Figure record extracts
========

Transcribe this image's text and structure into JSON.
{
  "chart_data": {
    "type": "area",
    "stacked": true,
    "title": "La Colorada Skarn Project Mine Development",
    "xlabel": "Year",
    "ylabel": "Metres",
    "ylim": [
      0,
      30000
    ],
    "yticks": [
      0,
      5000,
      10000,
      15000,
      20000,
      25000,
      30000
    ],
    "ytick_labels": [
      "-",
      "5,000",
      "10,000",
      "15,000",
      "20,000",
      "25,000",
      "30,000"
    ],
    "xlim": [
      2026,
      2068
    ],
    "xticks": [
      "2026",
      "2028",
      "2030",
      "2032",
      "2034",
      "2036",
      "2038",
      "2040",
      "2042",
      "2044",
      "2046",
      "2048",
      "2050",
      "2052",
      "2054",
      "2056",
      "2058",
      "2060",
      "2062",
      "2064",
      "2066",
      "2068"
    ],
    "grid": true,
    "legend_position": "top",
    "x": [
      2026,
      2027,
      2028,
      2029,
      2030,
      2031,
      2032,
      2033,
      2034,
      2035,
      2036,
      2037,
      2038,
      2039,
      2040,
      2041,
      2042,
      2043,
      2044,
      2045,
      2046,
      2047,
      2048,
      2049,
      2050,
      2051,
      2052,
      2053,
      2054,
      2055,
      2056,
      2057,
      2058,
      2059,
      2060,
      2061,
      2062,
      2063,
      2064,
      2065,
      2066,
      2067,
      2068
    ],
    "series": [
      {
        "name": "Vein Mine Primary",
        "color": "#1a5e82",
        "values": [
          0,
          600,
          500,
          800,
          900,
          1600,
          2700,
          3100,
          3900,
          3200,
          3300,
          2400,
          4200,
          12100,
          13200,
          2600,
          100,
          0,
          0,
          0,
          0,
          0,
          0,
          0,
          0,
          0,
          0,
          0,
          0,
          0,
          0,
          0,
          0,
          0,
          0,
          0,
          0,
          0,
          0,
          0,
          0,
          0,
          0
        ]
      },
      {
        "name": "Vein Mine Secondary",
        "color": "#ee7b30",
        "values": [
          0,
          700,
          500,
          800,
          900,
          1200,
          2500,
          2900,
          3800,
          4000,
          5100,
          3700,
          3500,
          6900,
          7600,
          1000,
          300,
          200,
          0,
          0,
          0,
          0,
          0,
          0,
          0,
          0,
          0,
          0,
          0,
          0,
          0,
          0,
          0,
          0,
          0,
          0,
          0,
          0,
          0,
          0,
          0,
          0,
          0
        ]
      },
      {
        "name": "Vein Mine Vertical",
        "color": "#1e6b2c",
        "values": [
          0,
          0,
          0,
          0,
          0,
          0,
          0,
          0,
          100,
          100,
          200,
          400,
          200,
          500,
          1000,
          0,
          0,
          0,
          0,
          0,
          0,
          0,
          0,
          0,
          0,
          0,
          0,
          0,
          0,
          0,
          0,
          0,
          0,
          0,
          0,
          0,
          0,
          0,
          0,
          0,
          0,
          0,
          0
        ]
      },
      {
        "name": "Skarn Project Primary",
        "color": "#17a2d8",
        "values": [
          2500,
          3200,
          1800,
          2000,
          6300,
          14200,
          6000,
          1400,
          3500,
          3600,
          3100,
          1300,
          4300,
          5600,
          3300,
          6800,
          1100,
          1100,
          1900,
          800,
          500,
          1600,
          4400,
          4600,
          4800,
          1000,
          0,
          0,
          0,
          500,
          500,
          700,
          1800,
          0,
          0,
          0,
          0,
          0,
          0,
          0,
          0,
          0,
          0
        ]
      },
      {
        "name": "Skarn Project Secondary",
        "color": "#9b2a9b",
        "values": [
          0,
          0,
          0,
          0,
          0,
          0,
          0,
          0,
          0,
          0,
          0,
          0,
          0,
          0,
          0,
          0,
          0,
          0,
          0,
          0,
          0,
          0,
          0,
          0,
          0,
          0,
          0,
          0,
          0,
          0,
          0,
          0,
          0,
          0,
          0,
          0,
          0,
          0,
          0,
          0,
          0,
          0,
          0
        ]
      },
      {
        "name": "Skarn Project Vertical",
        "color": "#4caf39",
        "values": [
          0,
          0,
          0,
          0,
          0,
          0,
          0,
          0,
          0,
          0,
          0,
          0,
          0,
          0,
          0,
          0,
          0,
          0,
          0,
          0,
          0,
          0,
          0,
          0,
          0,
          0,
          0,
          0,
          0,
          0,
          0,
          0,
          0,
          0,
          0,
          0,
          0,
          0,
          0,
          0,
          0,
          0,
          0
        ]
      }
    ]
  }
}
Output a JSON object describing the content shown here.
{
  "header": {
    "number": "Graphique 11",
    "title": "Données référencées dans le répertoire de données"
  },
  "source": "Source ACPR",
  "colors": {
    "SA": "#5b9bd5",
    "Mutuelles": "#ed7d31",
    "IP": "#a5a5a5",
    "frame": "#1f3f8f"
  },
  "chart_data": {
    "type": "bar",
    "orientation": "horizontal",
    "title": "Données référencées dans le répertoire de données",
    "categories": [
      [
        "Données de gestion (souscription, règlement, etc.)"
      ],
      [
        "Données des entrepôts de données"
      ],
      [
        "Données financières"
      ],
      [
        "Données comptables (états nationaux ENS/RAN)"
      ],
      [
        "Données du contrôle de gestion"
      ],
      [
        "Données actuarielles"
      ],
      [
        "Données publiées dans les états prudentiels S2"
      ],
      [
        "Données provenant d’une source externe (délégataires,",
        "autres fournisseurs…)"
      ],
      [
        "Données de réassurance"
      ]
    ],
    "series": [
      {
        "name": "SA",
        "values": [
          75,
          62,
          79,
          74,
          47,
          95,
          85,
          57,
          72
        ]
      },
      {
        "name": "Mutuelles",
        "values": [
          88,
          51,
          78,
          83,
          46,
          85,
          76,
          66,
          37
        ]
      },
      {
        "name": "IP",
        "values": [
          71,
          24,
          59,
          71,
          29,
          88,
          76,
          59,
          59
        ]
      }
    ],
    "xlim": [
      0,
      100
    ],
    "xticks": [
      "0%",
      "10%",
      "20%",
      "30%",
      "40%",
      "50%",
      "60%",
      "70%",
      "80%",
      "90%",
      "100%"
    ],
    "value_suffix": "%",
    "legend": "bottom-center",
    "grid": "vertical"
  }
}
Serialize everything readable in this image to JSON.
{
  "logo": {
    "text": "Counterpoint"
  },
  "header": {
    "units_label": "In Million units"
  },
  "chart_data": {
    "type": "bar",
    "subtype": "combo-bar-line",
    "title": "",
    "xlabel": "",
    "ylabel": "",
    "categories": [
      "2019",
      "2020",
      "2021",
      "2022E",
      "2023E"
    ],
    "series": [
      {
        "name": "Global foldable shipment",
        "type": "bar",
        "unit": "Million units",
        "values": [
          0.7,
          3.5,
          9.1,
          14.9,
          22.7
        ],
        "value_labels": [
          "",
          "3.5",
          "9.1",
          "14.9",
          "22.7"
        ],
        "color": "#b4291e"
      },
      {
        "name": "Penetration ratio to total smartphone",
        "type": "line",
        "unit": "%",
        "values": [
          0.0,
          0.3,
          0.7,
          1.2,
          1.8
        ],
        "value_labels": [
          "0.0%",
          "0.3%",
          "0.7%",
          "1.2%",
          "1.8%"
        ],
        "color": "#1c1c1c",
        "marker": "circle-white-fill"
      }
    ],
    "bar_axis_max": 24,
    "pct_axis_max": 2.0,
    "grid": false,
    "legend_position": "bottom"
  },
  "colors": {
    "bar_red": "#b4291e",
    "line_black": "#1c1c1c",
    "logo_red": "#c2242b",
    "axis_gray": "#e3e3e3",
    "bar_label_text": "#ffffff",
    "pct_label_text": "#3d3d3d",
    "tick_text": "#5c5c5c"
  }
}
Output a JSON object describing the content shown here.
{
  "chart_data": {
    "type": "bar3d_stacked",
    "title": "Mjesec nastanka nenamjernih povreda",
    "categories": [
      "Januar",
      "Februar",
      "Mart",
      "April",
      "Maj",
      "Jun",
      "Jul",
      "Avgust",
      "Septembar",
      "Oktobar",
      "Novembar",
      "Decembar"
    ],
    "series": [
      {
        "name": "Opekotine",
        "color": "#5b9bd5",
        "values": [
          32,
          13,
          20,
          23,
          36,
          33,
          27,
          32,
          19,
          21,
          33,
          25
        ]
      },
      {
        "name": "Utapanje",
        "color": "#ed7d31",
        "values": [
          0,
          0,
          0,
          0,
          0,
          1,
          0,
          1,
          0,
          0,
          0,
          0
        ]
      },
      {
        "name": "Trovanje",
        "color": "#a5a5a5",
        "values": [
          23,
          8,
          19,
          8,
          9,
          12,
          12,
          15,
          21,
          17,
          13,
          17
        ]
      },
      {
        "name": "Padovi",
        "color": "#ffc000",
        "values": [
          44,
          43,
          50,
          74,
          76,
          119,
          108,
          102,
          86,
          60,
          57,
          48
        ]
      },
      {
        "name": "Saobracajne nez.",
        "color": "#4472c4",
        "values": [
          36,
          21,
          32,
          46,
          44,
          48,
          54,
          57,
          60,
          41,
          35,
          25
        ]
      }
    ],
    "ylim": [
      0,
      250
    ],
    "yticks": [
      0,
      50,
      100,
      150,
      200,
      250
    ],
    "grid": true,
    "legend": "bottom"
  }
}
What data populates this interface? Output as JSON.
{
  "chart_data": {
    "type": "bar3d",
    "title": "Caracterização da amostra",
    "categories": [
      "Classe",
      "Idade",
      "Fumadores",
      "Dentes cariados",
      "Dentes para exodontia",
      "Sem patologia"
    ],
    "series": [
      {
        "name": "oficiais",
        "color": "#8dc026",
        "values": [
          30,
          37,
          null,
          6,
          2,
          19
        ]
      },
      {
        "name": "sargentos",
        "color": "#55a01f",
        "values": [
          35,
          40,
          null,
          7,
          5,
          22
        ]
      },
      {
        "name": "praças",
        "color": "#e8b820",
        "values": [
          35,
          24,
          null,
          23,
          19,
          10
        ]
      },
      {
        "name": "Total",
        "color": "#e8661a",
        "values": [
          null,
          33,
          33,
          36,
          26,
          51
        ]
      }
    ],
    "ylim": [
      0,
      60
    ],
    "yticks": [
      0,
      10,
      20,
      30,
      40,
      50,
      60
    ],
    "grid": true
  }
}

========

_Problem description_:
Search the lines for the string "gestion" and copy every line that has it.

_Result below_:
        "Données de gestion (souscription, règlement, etc.)"
        "Données du contrôle de gestion"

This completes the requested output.